▸ EXERCISE OBJECTIVE: Repeat each line word for word.

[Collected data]
____

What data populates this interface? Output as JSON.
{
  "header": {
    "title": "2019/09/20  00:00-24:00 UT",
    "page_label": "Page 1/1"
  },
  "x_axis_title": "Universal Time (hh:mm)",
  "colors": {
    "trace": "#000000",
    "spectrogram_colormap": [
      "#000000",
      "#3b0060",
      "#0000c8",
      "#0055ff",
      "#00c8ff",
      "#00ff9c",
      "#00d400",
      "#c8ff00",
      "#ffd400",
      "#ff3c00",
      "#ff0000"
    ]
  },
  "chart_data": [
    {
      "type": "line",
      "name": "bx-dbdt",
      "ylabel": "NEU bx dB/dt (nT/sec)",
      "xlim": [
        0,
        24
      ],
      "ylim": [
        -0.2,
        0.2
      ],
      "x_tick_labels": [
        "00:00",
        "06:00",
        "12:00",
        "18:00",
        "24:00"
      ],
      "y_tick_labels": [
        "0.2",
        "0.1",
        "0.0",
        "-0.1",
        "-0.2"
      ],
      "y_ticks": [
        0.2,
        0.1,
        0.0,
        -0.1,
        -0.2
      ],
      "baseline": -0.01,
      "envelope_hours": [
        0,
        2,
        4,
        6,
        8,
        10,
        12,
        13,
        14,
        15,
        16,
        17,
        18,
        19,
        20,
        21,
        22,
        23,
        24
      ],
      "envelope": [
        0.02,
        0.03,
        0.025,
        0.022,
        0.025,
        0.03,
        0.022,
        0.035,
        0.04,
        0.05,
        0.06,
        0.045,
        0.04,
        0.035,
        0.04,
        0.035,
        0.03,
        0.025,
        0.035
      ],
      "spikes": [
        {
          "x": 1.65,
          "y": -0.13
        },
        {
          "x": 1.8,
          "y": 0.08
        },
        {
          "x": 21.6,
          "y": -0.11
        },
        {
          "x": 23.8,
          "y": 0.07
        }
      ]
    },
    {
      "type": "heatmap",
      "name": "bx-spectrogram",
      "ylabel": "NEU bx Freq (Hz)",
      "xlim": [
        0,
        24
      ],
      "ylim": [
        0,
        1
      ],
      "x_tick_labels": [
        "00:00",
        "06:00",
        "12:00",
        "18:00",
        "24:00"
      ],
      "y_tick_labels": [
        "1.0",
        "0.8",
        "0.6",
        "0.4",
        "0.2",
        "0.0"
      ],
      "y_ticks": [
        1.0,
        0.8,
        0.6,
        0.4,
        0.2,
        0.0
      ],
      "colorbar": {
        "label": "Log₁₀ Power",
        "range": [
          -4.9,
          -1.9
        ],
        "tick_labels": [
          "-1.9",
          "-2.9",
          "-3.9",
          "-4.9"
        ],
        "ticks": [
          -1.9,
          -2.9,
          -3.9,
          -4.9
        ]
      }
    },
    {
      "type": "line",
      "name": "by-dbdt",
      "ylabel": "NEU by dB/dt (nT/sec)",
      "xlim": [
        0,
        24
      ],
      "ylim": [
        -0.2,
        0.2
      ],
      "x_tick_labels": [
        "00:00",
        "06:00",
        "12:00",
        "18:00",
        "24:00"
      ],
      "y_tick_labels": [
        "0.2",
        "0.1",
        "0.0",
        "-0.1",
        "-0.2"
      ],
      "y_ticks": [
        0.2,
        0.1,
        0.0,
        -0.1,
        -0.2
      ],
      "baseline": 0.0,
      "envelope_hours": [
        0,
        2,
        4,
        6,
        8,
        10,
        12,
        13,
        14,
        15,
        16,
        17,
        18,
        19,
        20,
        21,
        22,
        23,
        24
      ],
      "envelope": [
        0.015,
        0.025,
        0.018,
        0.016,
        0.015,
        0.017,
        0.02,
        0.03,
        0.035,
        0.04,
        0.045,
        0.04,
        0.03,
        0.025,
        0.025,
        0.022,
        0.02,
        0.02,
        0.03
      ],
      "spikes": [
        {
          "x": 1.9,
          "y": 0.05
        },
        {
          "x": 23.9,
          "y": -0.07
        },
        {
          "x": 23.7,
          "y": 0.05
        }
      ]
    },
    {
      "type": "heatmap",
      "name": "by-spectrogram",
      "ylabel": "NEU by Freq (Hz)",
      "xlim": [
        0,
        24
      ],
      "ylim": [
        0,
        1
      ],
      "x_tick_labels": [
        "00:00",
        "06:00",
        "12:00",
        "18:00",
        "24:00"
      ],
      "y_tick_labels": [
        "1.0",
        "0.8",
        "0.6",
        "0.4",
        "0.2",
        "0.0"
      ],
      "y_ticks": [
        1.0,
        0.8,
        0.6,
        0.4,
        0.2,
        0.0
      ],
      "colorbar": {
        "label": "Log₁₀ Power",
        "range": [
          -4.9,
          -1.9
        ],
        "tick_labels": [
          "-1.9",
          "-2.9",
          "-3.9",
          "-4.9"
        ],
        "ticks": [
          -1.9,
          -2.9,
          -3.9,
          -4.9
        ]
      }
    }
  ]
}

____

▸ FULL SOLUTION:
What data populates this interface? Output as JSON.
{
  "header": {
    "title": "2019/09/20  00:00-24:00 UT",
    "page_label": "Page 1/1"
  },
  "x_axis_title": "Universal Time (hh:mm)",
  "colors": {
    "trace": "#000000",
    "spectrogram_colormap": [
      "#000000",
      "#3b0060",
      "#0000c8",
      "#0055ff",
      "#00c8ff",
      "#00ff9c",
      "#00d400",
      "#c8ff00",
      "#ffd400",
      "#ff3c00",
      "#ff0000"
    ]
  },
  "chart_data": [
    {
      "type": "line",
      "name": "bx-dbdt",
      "ylabel": "NEU bx dB/dt (nT/sec)",
      "xlim": [
        0,
        24
      ],
      "ylim": [
        -0.2,
        0.2
      ],
      "x_tick_labels": [
        "00:00",
        "06:00",
        "12:00",
        "18:00",
        "24:00"
      ],
      "y_tick_labels": [
        "0.2",
        "0.1",
        "0.0",
        "-0.1",
        "-0.2"
      ],
      "y_ticks": [
        0.2,
        0.1,
        0.0,
        -0.1,
        -0.2
      ],
      "baseline": -0.01,
      "envelope_hours": [
        0,
        2,
        4,
        6,
        8,
        10,
        12,
        13,
        14,
        15,
        16,
        17,
        18,
        19,
        20,
        21,
        22,
        23,
        24
      ],
      "envelope": [
        0.02,
        0.03,
        0.025,
        0.022,
        0.025,
        0.03,
        0.022,
        0.035,
        0.04,
        0.05,
        0.06,
        0.045,
        0.04,
        0.035,
        0.04,
        0.035,
        0.03,
        0.025,
        0.035
      ],
      "spikes": [
        {
          "x": 1.65,
          "y": -0.13
        },
        {
          "x": 1.8,
          "y": 0.08
        },
        {
          "x": 21.6,
          "y": -0.11
        },
        {
          "x": 23.8,
          "y": 0.07
        }
      ]
    },
    {
      "type": "heatmap",
      "name": "bx-spectrogram",
      "ylabel": "NEU bx Freq (Hz)",
      "xlim": [
        0,
        24
      ],
      "ylim": [
        0,
        1
      ],
      "x_tick_labels": [
        "00:00",
        "06:00",
        "12:00",
        "18:00",
        "24:00"
      ],
      "y_tick_labels": [
        "1.0",
        "0.8",
        "0.6",
        "0.4",
        "0.2",
        "0.0"
      ],
      "y_ticks": [
        1.0,
        0.8,
        0.6,
        0.4,
        0.2,
        0.0
      ],
      "colorbar": {
        "label": "Log₁₀ Power",
        "range": [
          -4.9,
          -1.9
        ],
        "tick_labels": [
          "-1.9",
          "-2.9",
          "-3.9",
          "-4.9"
        ],
        "ticks": [
          -1.9,
          -2.9,
          -3.9,
          -4.9
        ]
      }
    },
    {
      "type": "line",
      "name": "by-dbdt",
      "ylabel": "NEU by dB/dt (nT/sec)",
      "xlim": [
        0,
        24
      ],
      "ylim": [
        -0.2,
        0.2
      ],
      "x_tick_labels": [
        "00:00",
        "06:00",
        "12:00",
        "18:00",
        "24:00"
      ],
      "y_tick_labels": [
        "0.2",
        "0.1",
        "0.0",
        "-0.1",
        "-0.2"
      ],
      "y_ticks": [
        0.2,
        0.1,
        0.0,
        -0.1,
        -0.2
      ],
      "baseline": 0.0,
      "envelope_hours": [
        0,
        2,
        4,
        6,
        8,
        10,
        12,
        13,
        14,
        15,
        16,
        17,
        18,
        19,
        20,
        21,
        22,
        23,
        24
      ],
      "envelope": [
        0.015,
        0.025,
        0.018,
        0.016,
        0.015,
        0.017,
        0.02,
        0.03,
        0.035,
        0.04,
        0.045,
        0.04,
        0.03,
        0.025,
        0.025,
        0.022,
        0.02,
        0.02,
        0.03
      ],
      "spikes": [
        {
          "x": 1.9,
          "y": 0.05
        },
        {
          "x": 23.9,
          "y": -0.07
        },
        {
          "x": 23.7,
          "y": 0.05
        }
      ]
    },
    {
      "type": "heatmap",
      "name": "by-spectrogram",
      "ylabel": "NEU by Freq (Hz)",
      "xlim": [
        0,
        24
      ],
      "ylim": [
        0,
        1
      ],
      "x_tick_labels": [
        "00:00",
        "06:00",
        "12:00",
        "18:00",
        "24:00"
      ],
      "y_tick_labels": [
        "1.0",
        "0.8",
        "0.6",
        "0.4",
        "0.2",
        "0.0"
      ],
      "y_ticks": [
        1.0,
        0.8,
        0.6,
        0.4,
        0.2,
        0.0
      ],
      "colorbar": {
        "label": "Log₁₀ Power",
        "range": [
          -4.9,
          -1.9
        ],
        "tick_labels": [
          "-1.9",
          "-2.9",
          "-3.9",
          "-4.9"
        ],
        "ticks": [
          -1.9,
          -2.9,
          -3.9,
          -4.9
        ]
      }
    }
  ]
}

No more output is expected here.